====== GIVEN ENTRIES ======

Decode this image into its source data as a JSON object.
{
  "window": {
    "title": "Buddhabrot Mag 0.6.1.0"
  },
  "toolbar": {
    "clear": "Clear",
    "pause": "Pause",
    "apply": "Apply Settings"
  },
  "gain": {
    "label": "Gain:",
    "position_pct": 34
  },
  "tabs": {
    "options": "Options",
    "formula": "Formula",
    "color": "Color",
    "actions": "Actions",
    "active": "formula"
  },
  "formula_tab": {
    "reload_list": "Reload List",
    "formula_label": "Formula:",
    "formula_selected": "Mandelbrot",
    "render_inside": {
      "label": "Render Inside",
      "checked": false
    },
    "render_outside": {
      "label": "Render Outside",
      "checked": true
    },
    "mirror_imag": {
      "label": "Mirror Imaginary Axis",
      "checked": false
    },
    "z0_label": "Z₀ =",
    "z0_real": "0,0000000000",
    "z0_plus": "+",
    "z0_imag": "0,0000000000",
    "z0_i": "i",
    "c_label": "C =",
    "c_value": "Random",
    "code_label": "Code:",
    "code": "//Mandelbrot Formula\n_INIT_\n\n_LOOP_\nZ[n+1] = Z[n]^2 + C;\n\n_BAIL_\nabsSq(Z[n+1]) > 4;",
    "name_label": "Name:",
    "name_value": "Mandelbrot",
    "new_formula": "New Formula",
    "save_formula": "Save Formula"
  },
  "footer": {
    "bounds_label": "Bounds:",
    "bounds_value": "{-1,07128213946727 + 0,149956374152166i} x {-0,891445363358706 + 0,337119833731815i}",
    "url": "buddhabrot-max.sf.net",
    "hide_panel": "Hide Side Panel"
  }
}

======

* CHALLENGE: Set down the listing above in full, please, exactly as it appears.

* RESPONSE:
Decode this image into its source data as a JSON object.
{
  "window": {
    "title": "Buddhabrot Mag 0.6.1.0"
  },
  "toolbar": {
    "clear": "Clear",
    "pause": "Pause",
    "apply": "Apply Settings"
  },
  "gain": {
    "label": "Gain:",
    "position_pct": 34
  },
  "tabs": {
    "options": "Options",
    "formula": "Formula",
    "color": "Color",
    "actions": "Actions",
    "active": "formula"
  },
  "formula_tab": {
    "reload_list": "Reload List",
    "formula_label": "Formula:",
    "formula_selected": "Mandelbrot",
    "render_inside": {
      "label": "Render Inside",
      "checked": false
    },
    "render_outside": {
      "label": "Render Outside",
      "checked": true
    },
    "mirror_imag": {
      "label": "Mirror Imaginary Axis",
      "checked": false
    },
    "z0_label": "Z₀ =",
    "z0_real": "0,0000000000",
    "z0_plus": "+",
    "z0_imag": "0,0000000000",
    "z0_i": "i",
    "c_label": "C =",
    "c_value": "Random",
    "code_label": "Code:",
    "code": "//Mandelbrot Formula\n_INIT_\n\n_LOOP_\nZ[n+1] = Z[n]^2 + C;\n\n_BAIL_\nabsSq(Z[n+1]) > 4;",
    "name_label": "Name:",
    "name_value": "Mandelbrot",
    "new_formula": "New Formula",
    "save_formula": "Save Formula"
  },
  "footer": {
    "bounds_label": "Bounds:",
    "bounds_value": "{-1,07128213946727 + 0,149956374152166i} x {-0,891445363358706 + 0,337119833731815i}",
    "url": "buddhabrot-max.sf.net",
    "hide_panel": "Hide Side Panel"
  }
}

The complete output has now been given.